:: Raw records ::

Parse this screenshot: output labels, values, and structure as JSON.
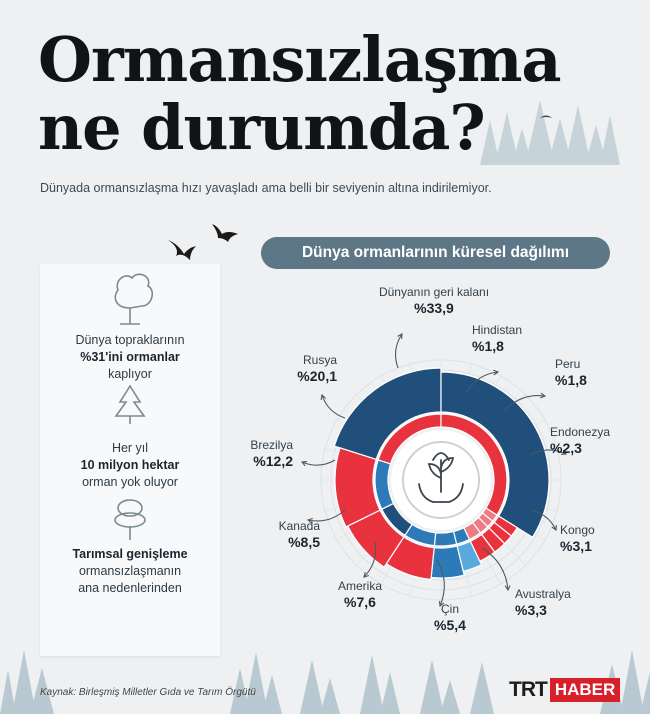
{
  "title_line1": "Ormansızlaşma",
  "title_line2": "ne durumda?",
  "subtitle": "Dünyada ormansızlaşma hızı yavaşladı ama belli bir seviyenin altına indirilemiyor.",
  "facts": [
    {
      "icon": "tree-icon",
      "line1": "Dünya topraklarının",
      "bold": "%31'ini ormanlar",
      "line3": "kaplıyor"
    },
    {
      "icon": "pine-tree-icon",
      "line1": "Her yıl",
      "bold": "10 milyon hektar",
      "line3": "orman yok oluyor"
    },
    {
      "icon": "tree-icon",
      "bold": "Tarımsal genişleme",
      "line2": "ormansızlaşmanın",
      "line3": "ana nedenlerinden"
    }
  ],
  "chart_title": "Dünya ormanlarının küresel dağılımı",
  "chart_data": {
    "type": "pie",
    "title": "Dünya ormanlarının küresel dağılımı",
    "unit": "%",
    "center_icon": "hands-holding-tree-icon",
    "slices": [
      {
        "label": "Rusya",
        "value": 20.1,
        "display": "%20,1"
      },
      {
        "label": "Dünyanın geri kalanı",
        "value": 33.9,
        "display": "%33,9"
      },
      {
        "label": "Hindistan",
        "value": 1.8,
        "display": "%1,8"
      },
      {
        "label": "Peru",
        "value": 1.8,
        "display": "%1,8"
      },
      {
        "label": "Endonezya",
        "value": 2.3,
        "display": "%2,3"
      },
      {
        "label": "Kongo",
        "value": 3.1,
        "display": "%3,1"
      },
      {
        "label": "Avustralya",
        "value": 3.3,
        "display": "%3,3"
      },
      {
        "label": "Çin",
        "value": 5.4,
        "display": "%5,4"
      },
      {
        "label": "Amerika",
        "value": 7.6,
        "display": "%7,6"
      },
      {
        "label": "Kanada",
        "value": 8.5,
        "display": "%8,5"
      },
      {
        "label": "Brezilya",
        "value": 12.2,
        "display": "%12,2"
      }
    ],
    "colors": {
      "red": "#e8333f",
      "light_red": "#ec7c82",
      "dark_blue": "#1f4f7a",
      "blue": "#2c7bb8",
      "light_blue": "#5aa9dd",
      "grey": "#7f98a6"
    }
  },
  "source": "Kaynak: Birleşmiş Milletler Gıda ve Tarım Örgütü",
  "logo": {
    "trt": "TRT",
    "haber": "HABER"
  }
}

:::

● Challenge:
Look through the listing above. Pick out each line with "display" and copy it.

● Task solution:
        "display": "%20,1"
        "display": "%33,9"
        "display": "%1,8"
        "display": "%1,8"
        "display": "%2,3"
        "display": "%3,1"
        "display": "%3,3"
        "display": "%5,4"
        "display": "%7,6"
        "display": "%8,5"
        "display": "%12,2"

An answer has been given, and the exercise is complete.